:: Written request 1 ::
In the passage on metaphysical poetry, who is named as the American clergyman among the metaphysical poets?
:: Written request 2 ::
Extract the part of the passage on metaphysical poetry between "The term metaphysical" and "the Petrarchan conceit.", inclusive.
:: Written request 3 ::
Extend the passage on metaphysical poetry, picking up after its final sentence.

:: Reading text ::
Much later, in the 20th century, famous poet T.S. Eliot revived their reputation, stressing out their quality of wit, in the sense of intellectual strenousness rather than smart humour.
The term metaphysical poetry usually refers to the works of these poets, but it can sometimes denote any poetry that discusses metaphysics, that is, the philosophy of knowledge and existence. Metaphysical poets revolted against the romantic conventionalism of Elizabethan love poetry, in particular the Petrarchan conceit.
John Donn was the acknowledged leader of this poetic group. They themselves would not have used the term “metaphysical”, nor have considered themselves to constitute a “school” of poetry. There is no exact list of “metaphysical poets”; Crashaw and Cowley have been called the most “typically” metaphysical; some of them were Protestant religious mystics, like Herbert, Vaughan and Traherne; some Catholic, like Crashaw; one was an American clergyman, Edward Taylor. Even Marvell shares certain affinities with the “metaphysical” poets. Nowdays, “the metaphysicals” are popular with contemporary readers because of their realism, intellectualism, and break with their immediate literary past.

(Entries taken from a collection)

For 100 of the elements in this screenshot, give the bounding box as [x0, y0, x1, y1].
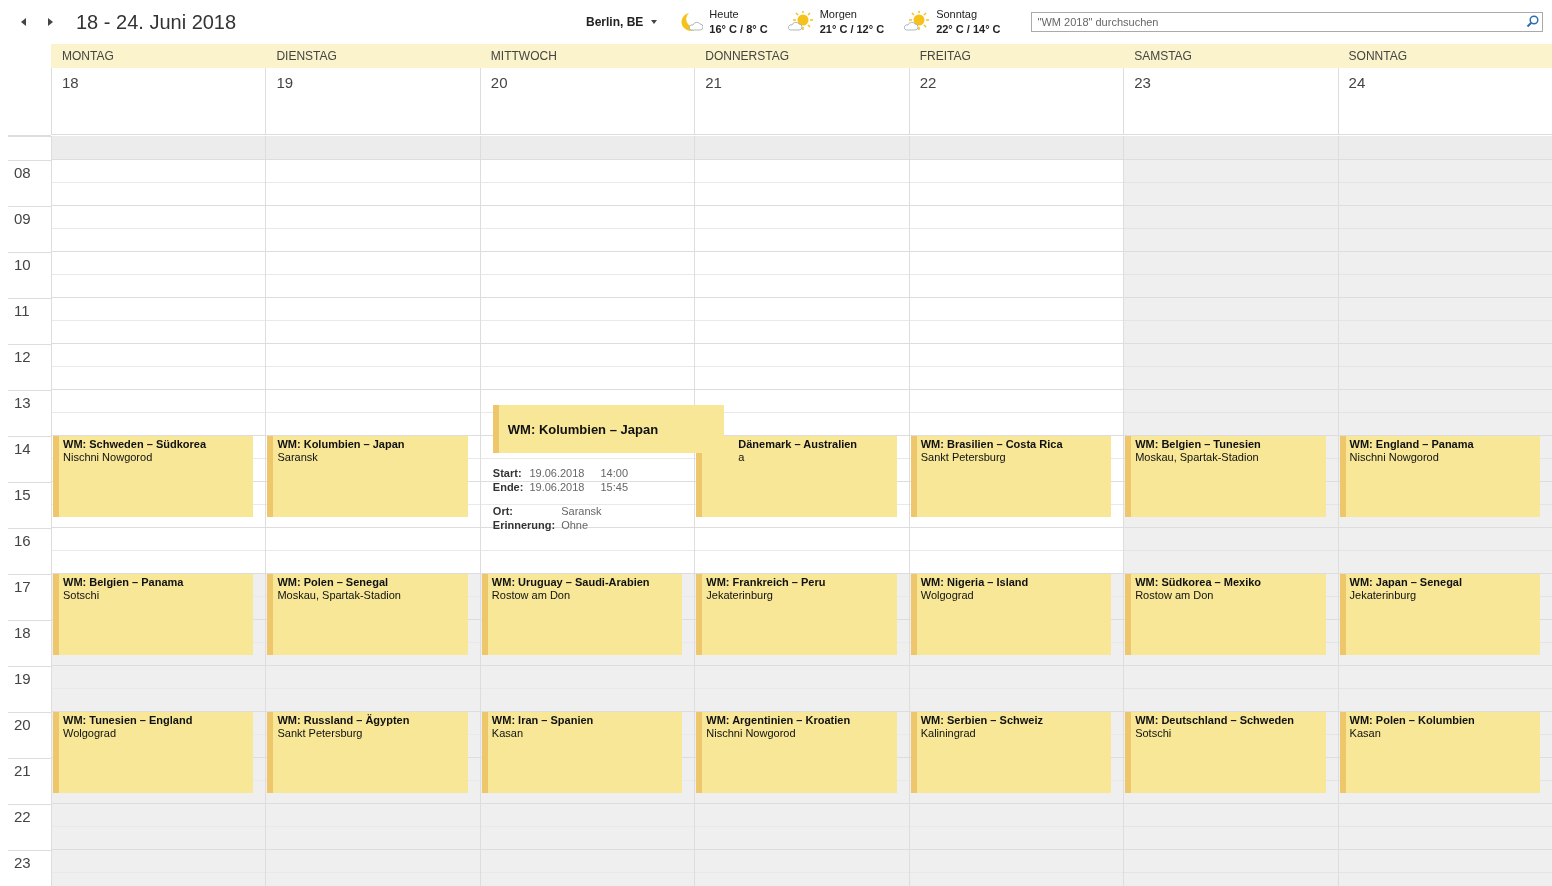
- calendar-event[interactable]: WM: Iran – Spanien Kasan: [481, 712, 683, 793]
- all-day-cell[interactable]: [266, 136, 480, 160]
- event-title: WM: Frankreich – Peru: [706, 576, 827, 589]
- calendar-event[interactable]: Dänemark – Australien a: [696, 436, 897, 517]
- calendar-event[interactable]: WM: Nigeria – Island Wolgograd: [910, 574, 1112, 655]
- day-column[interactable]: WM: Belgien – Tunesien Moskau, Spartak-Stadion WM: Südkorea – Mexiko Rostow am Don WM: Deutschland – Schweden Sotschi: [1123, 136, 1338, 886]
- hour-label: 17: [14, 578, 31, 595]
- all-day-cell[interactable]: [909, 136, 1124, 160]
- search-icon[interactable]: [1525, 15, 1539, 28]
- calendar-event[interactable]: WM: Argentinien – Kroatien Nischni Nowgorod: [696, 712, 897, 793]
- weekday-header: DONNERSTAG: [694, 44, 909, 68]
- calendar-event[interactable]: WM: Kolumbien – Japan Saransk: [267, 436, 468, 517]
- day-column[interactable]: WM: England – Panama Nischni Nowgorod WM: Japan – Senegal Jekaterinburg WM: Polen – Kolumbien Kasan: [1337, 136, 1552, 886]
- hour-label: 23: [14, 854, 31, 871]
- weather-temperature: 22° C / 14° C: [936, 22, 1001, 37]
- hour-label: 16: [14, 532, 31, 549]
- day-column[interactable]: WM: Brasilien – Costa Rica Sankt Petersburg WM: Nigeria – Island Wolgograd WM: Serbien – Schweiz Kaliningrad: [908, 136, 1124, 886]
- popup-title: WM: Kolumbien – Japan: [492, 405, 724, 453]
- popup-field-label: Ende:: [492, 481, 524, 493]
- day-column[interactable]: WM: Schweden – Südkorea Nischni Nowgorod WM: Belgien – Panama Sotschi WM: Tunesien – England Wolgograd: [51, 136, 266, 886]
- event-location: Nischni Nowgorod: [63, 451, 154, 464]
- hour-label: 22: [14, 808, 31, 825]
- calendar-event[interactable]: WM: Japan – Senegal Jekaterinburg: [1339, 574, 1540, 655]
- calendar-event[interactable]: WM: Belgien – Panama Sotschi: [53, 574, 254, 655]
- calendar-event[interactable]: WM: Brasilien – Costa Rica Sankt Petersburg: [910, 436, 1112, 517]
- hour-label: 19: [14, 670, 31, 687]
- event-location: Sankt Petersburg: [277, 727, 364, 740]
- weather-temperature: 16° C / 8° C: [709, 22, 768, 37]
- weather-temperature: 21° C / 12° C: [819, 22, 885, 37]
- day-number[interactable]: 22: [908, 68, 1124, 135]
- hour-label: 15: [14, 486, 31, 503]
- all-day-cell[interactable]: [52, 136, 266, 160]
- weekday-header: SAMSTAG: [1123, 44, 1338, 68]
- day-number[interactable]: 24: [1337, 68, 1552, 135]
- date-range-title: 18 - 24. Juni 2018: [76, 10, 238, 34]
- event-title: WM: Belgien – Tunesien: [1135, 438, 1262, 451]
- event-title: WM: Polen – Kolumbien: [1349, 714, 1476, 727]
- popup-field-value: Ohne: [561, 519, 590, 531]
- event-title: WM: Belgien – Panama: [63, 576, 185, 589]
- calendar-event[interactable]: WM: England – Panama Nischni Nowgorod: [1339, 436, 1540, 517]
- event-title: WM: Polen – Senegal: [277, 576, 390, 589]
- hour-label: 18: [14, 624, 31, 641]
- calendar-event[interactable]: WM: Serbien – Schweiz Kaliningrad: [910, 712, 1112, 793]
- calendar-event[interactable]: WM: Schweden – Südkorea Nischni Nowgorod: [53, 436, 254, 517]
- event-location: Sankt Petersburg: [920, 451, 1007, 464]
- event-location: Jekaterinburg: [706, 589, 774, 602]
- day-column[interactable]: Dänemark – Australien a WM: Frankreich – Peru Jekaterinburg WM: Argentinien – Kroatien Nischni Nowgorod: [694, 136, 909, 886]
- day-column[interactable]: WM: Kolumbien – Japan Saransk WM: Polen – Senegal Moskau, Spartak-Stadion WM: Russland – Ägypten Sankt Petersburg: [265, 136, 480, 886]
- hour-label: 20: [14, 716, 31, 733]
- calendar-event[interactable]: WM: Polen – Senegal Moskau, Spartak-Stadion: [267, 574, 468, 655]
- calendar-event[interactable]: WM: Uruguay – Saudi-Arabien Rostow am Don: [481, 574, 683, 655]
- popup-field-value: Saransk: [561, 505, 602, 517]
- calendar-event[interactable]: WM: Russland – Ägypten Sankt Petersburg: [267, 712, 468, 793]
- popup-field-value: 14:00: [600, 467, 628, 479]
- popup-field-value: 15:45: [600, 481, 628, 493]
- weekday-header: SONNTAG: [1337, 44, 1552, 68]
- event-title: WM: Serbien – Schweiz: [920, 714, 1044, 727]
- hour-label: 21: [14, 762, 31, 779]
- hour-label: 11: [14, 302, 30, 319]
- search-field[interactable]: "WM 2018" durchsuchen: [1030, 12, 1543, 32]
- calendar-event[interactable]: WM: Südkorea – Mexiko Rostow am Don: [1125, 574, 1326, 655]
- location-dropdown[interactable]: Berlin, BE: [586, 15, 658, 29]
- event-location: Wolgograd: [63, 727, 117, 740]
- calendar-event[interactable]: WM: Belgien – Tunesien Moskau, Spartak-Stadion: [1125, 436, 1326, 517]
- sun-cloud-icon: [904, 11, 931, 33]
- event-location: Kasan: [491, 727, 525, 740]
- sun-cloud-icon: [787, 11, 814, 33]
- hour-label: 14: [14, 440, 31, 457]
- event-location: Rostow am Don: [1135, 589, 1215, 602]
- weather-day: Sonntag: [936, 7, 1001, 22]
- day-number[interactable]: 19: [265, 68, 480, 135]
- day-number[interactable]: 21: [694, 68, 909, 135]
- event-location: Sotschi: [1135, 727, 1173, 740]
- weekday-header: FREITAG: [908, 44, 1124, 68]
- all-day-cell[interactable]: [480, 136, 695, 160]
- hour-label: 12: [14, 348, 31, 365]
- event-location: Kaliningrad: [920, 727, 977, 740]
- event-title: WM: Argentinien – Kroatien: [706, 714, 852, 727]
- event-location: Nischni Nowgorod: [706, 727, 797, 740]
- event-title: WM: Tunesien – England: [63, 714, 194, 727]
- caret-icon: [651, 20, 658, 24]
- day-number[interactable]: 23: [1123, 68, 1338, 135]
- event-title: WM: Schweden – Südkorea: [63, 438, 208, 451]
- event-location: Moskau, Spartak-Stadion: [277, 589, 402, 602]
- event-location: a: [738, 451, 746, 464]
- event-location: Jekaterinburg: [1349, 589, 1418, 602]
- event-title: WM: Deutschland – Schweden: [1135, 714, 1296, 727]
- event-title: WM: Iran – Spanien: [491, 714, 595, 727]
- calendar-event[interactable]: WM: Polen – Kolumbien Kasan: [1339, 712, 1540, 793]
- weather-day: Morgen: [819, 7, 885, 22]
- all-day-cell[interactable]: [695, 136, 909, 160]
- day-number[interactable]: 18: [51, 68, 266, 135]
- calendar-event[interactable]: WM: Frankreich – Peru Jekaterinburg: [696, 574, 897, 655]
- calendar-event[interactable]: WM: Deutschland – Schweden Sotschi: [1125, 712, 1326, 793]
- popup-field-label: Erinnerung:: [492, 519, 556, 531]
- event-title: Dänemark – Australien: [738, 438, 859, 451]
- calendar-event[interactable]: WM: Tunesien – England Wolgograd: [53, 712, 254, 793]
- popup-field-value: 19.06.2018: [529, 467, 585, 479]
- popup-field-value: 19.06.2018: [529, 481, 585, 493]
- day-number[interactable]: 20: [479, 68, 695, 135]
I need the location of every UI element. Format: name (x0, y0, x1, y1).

:: Task output 1 ::
Edward Taylor.

:: Task output 2 ::
The term metaphysical poetry usually refers to the works of these poets, but it can sometimes denote any poetry that discusses metaphysics, that is, the philosophy of knowledge and existence. Metaphysical poets revolted against the romantic conventionalism of Elizabethan love poetry, in particular the Petrarchan conceit.

:: Task output 3 ::
Some characteristics of metaphysical poetry include[1]:
- a tendency to psychological analysis of emotion of love and religion
- a penchant for imagery that is novel, “unpoetical” and sometimes shocking, drawn from the commonplace (actual life) or the remote (erudite sources), including the extended metaphor of the “metaphysical conceit”
- simple diction (compared to Elizabethan poetry) which echoes the cadences of everyday speech
- form: frequently an argument (with the poet’s lover; with God; with oneself)
- meter: often rugged, not “sweet” or smooth like Elizabethan verse. This ruggedness goes naturally with the Metaphysical poets’ attitude and purpose: a belief in the perplexity of life, a spirit of revolt, and the putting of an argument in speech rather than song.
- The best metaphysical poetry is honest, unconventional, and reveals the poet’s sense of the complexities and contradictions of life. It is intellectual, analytical, psychological, and bold; frequently it is absorbed in thoughts of death, physical love, and religious devotion.
Metaphysical poetry, and in relation to
Metaphysical poetry deals with the whole experience of man, and mankind, but the intelligence, learning and seriousness of the poets means that the poetry is focused on the profoound areas of experience, especially on love, romance and sensuality. Their poems are about man’s relationship with God, or higher power, the eternal perspective.
Metaphysical poems are brief but intense mediations, characterised by striking use of wit, irony and often, wordplay. Beneath the surface of formal structure of rhyme, metre and stanza, there is the underlying, but often hardly less formal, structure of the poet’s argument.
Wit and conceit were both aspects of a mental set, shared by writers losking for analogies and connections between things.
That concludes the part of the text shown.